Aim
Scan the data beneath this task and copy each line that includes "panel".

Data entries for graphics:
■ ■ ■ ■ ■ ■ ■
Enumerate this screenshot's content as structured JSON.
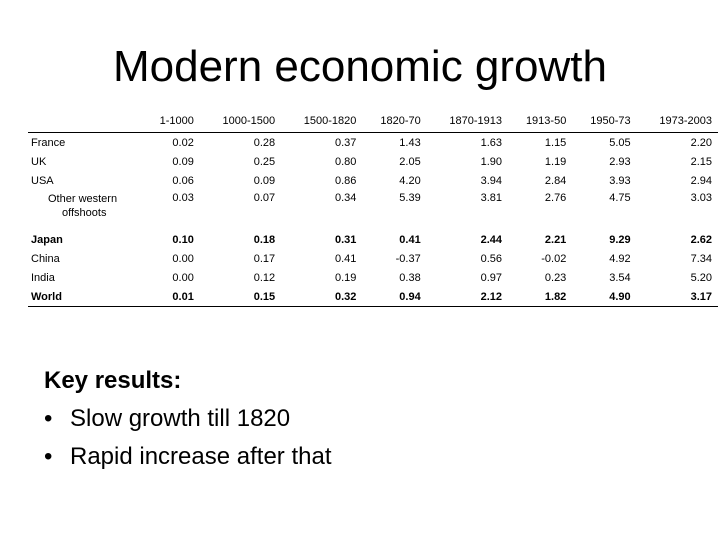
{
  "slide": {
    "title": "Modern economic growth"
  },
  "table": {
    "columns": [
      "1-1000",
      "1000-1500",
      "1500-1820",
      "1820-70",
      "1870-1913",
      "1913-50",
      "1950-73",
      "1973-2003"
    ],
    "rows": [
      {
        "label": "France",
        "label_sub": "",
        "values": [
          "0.02",
          "0.28",
          "0.37",
          "1.43",
          "1.63",
          "1.15",
          "5.05",
          "2.20"
        ],
        "bold": false
      },
      {
        "label": "UK",
        "label_sub": "",
        "values": [
          "0.09",
          "0.25",
          "0.80",
          "2.05",
          "1.90",
          "1.19",
          "2.93",
          "2.15"
        ],
        "bold": false
      },
      {
        "label": "USA",
        "label_sub": "",
        "values": [
          "0.06",
          "0.09",
          "0.86",
          "4.20",
          "3.94",
          "2.84",
          "3.93",
          "2.94"
        ],
        "bold": false
      },
      {
        "label": "Other western",
        "label_sub": "offshoots",
        "values": [
          "0.03",
          "0.07",
          "0.34",
          "5.39",
          "3.81",
          "2.76",
          "4.75",
          "3.03"
        ],
        "bold": false
      },
      {
        "label": "Japan",
        "label_sub": "",
        "values": [
          "0.10",
          "0.18",
          "0.31",
          "0.41",
          "2.44",
          "2.21",
          "9.29",
          "2.62"
        ],
        "bold": true
      },
      {
        "label": "China",
        "label_sub": "",
        "values": [
          "0.00",
          "0.17",
          "0.41",
          "-0.37",
          "0.56",
          "-0.02",
          "4.92",
          "7.34"
        ],
        "bold": false
      },
      {
        "label": "India",
        "label_sub": "",
        "values": [
          "0.00",
          "0.12",
          "0.19",
          "0.38",
          "0.97",
          "0.23",
          "3.54",
          "5.20"
        ],
        "bold": false
      },
      {
        "label": "World",
        "label_sub": "",
        "values": [
          "0.01",
          "0.15",
          "0.32",
          "0.94",
          "2.12",
          "1.82",
          "4.90",
          "3.17"
        ],
        "bold": true
      }
    ]
  },
  "key_results": {
    "heading": "Key results:",
    "bullet_char": "•",
    "bullets": [
      "Slow growth till 1820",
      "Rapid increase after that"
    ]
  }
}
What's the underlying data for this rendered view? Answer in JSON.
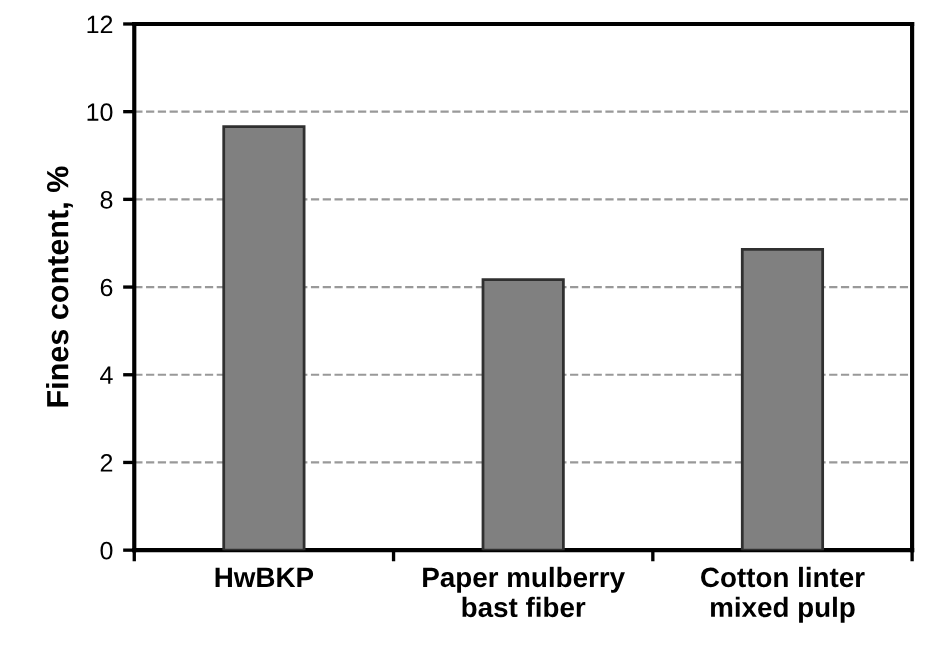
{
  "chart_data": {
    "type": "bar",
    "ylabel": "Fines content, %",
    "categories": [
      "HwBKP",
      "Paper mulberry\nbast fiber",
      "Cotton linter\nmixed pulp"
    ],
    "values": [
      9.66,
      6.17,
      6.86
    ],
    "color": "#808080",
    "ylim": [
      0,
      12
    ],
    "yticks": [
      0,
      2,
      4,
      6,
      8,
      10,
      12
    ],
    "grid": "y"
  }
}
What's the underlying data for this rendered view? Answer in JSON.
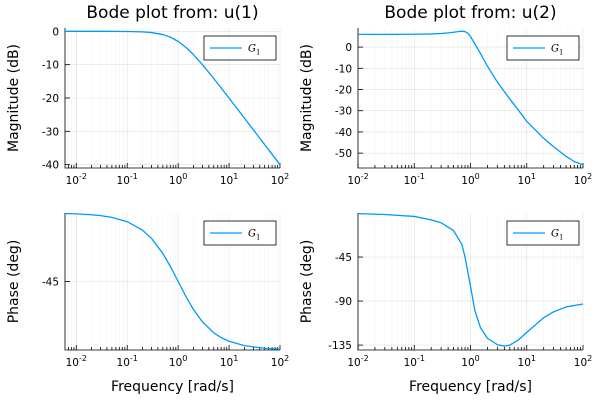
{
  "chart_data": [
    {
      "type": "line",
      "panel": "magnitude-u1",
      "title": "Bode plot from: u(1)",
      "xlabel": "",
      "ylabel": "Magnitude (dB)",
      "xscale": "log",
      "xlim": [
        0.006,
        100
      ],
      "ylim": [
        -41,
        1
      ],
      "xticks": [
        {
          "base": "10",
          "exp": "-2",
          "value": 0.01
        },
        {
          "base": "10",
          "exp": "-1",
          "value": 0.1
        },
        {
          "base": "10",
          "exp": "0",
          "value": 1
        },
        {
          "base": "10",
          "exp": "1",
          "value": 10
        },
        {
          "base": "10",
          "exp": "2",
          "value": 100
        }
      ],
      "yticks": [
        {
          "label": "0",
          "value": 0
        },
        {
          "label": "-10",
          "value": -10
        },
        {
          "label": "-20",
          "value": -20
        },
        {
          "label": "-30",
          "value": -30
        },
        {
          "label": "-40",
          "value": -40
        }
      ],
      "grid": true,
      "legend": "top-right",
      "series": [
        {
          "name_main": "G",
          "name_sub": "1",
          "color": "#009AFA",
          "points": [
            [
              0.006,
              0.0
            ],
            [
              0.01,
              0.0
            ],
            [
              0.03,
              0.0
            ],
            [
              0.1,
              -0.04
            ],
            [
              0.2,
              -0.17
            ],
            [
              0.3,
              -0.37
            ],
            [
              0.5,
              -0.97
            ],
            [
              0.7,
              -1.74
            ],
            [
              1.0,
              -3.01
            ],
            [
              1.5,
              -5.12
            ],
            [
              2.0,
              -6.99
            ],
            [
              3.0,
              -10.0
            ],
            [
              5.0,
              -14.15
            ],
            [
              7.0,
              -17.0
            ],
            [
              10.0,
              -20.04
            ],
            [
              20.0,
              -26.03
            ],
            [
              30.0,
              -29.55
            ],
            [
              50.0,
              -33.98
            ],
            [
              70.0,
              -36.9
            ],
            [
              100.0,
              -40.0
            ]
          ]
        }
      ]
    },
    {
      "type": "line",
      "panel": "magnitude-u2",
      "title": "Bode plot from: u(2)",
      "xlabel": "",
      "ylabel": "Magnitude (dB)",
      "xscale": "log",
      "xlim": [
        0.01,
        100
      ],
      "ylim": [
        -57,
        9
      ],
      "xticks": [
        {
          "base": "10",
          "exp": "-2",
          "value": 0.01
        },
        {
          "base": "10",
          "exp": "-1",
          "value": 0.1
        },
        {
          "base": "10",
          "exp": "0",
          "value": 1
        },
        {
          "base": "10",
          "exp": "1",
          "value": 10
        },
        {
          "base": "10",
          "exp": "2",
          "value": 100
        }
      ],
      "yticks": [
        {
          "label": "0",
          "value": 0
        },
        {
          "label": "-10",
          "value": -10
        },
        {
          "label": "-20",
          "value": -20
        },
        {
          "label": "-30",
          "value": -30
        },
        {
          "label": "-40",
          "value": -40
        },
        {
          "label": "-50",
          "value": -50
        }
      ],
      "grid": true,
      "legend": "top-right",
      "series": [
        {
          "name_main": "G",
          "name_sub": "1",
          "color": "#009AFA",
          "points": [
            [
              0.01,
              6.0
            ],
            [
              0.03,
              6.0
            ],
            [
              0.1,
              6.05
            ],
            [
              0.2,
              6.2
            ],
            [
              0.3,
              6.4
            ],
            [
              0.4,
              6.7
            ],
            [
              0.5,
              7.0
            ],
            [
              0.6,
              7.3
            ],
            [
              0.7,
              7.5
            ],
            [
              0.8,
              7.3
            ],
            [
              0.9,
              6.5
            ],
            [
              1.0,
              5.0
            ],
            [
              1.2,
              1.5
            ],
            [
              1.5,
              -3.0
            ],
            [
              2.0,
              -9.0
            ],
            [
              3.0,
              -16.5
            ],
            [
              5.0,
              -24.5
            ],
            [
              7.0,
              -29.5
            ],
            [
              10.0,
              -35.0
            ],
            [
              20.0,
              -43.0
            ],
            [
              30.0,
              -47.0
            ],
            [
              50.0,
              -51.5
            ],
            [
              70.0,
              -54.0
            ],
            [
              100.0,
              -55.5
            ]
          ]
        }
      ]
    },
    {
      "type": "line",
      "panel": "phase-u1",
      "title": "",
      "xlabel": "Frequency [rad/s]",
      "ylabel": "Phase (deg)",
      "xscale": "log",
      "xlim": [
        0.006,
        100
      ],
      "ylim": [
        -90,
        0
      ],
      "xticks": [
        {
          "base": "10",
          "exp": "-2",
          "value": 0.01
        },
        {
          "base": "10",
          "exp": "-1",
          "value": 0.1
        },
        {
          "base": "10",
          "exp": "0",
          "value": 1
        },
        {
          "base": "10",
          "exp": "1",
          "value": 10
        },
        {
          "base": "10",
          "exp": "2",
          "value": 100
        }
      ],
      "yticks": [
        {
          "label": "-45",
          "value": -45
        }
      ],
      "grid": true,
      "legend": "top-right",
      "series": [
        {
          "name_main": "G",
          "name_sub": "1",
          "color": "#009AFA",
          "points": [
            [
              0.006,
              -0.34
            ],
            [
              0.01,
              -0.57
            ],
            [
              0.02,
              -1.15
            ],
            [
              0.03,
              -1.72
            ],
            [
              0.05,
              -2.86
            ],
            [
              0.1,
              -5.71
            ],
            [
              0.2,
              -11.31
            ],
            [
              0.3,
              -16.7
            ],
            [
              0.5,
              -26.57
            ],
            [
              0.7,
              -34.99
            ],
            [
              1.0,
              -45.0
            ],
            [
              1.5,
              -56.31
            ],
            [
              2.0,
              -63.43
            ],
            [
              3.0,
              -71.57
            ],
            [
              5.0,
              -78.69
            ],
            [
              7.0,
              -81.87
            ],
            [
              10.0,
              -84.29
            ],
            [
              20.0,
              -87.14
            ],
            [
              50.0,
              -88.85
            ],
            [
              100.0,
              -89.43
            ]
          ]
        }
      ]
    },
    {
      "type": "line",
      "panel": "phase-u2",
      "title": "",
      "xlabel": "Frequency [rad/s]",
      "ylabel": "Phase (deg)",
      "xscale": "log",
      "xlim": [
        0.01,
        100
      ],
      "ylim": [
        -140,
        0
      ],
      "xticks": [
        {
          "base": "10",
          "exp": "-2",
          "value": 0.01
        },
        {
          "base": "10",
          "exp": "-1",
          "value": 0.1
        },
        {
          "base": "10",
          "exp": "0",
          "value": 1
        },
        {
          "base": "10",
          "exp": "1",
          "value": 10
        },
        {
          "base": "10",
          "exp": "2",
          "value": 100
        }
      ],
      "yticks": [
        {
          "label": "-45",
          "value": -45
        },
        {
          "label": "-90",
          "value": -90
        },
        {
          "label": "-135",
          "value": -135
        }
      ],
      "grid": true,
      "legend": "top-right",
      "series": [
        {
          "name_main": "G",
          "name_sub": "1",
          "color": "#009AFA",
          "points": [
            [
              0.01,
              -0.6
            ],
            [
              0.03,
              -1.5
            ],
            [
              0.1,
              -3.5
            ],
            [
              0.2,
              -7.0
            ],
            [
              0.3,
              -10.0
            ],
            [
              0.5,
              -18.0
            ],
            [
              0.7,
              -32.0
            ],
            [
              0.8,
              -45.0
            ],
            [
              1.0,
              -75.0
            ],
            [
              1.2,
              -100.0
            ],
            [
              1.5,
              -117.0
            ],
            [
              2.0,
              -128.0
            ],
            [
              3.0,
              -134.5
            ],
            [
              4.0,
              -136.0
            ],
            [
              5.0,
              -135.0
            ],
            [
              7.0,
              -130.0
            ],
            [
              10.0,
              -122.0
            ],
            [
              20.0,
              -107.0
            ],
            [
              30.0,
              -101.0
            ],
            [
              50.0,
              -96.0
            ],
            [
              100.0,
              -93.0
            ]
          ]
        }
      ]
    }
  ]
}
■ ■ ■ ■ ■ ■ ■
Response to this exercise
      "panel": "magnitude-u1",
      "panel": "magnitude-u2",
      "panel": "phase-u1",
      "panel": "phase-u2",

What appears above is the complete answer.